= Brief =
Turn the lines from the one containing "legend-label: Fs <box>384 420 394 429</box>" through the last line into a Markdown table with the columns Row and Line, numbering each row and leaving out any blank lines.

-=-=-=-=-

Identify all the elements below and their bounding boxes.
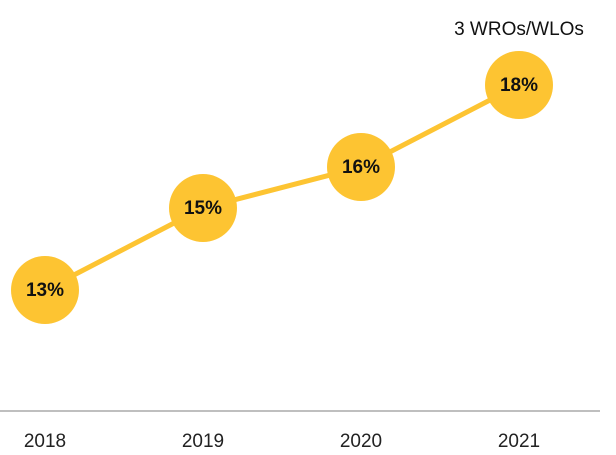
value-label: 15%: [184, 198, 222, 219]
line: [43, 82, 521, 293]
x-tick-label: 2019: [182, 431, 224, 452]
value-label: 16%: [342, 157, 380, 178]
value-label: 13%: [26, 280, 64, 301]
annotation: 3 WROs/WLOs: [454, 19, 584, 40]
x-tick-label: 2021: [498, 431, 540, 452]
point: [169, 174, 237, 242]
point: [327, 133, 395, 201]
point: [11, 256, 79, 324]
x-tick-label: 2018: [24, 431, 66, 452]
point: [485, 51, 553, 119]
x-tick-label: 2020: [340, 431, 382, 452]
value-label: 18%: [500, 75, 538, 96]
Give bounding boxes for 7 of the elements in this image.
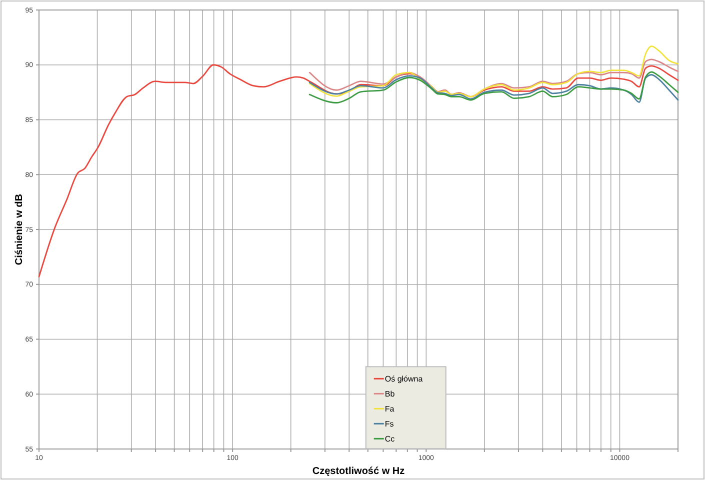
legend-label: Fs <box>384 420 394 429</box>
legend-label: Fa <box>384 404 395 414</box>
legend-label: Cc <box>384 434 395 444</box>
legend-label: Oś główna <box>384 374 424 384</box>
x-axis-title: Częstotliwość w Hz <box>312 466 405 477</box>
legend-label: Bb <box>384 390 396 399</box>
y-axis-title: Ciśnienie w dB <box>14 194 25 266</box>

-=-=-=-=-

= Reply =
| Row | Line |
|---|---|
| 1 | legend-label: Fs <box>384 420 394 429</box> |
| 2 | legend-label: Fa <box>384 404 395 414</box> |
| 3 | legend-label: Cc <box>384 434 395 444</box> |
| 4 | legend-label: Oś główna <box>384 374 424 384</box> |
| 5 | x-axis-title: Częstotliwość w Hz <box>312 466 405 477</box> |
| 6 | legend-label: Bb <box>384 390 396 399</box> |
| 7 | y-axis-title: Ciśnienie w dB <box>14 194 25 266</box> |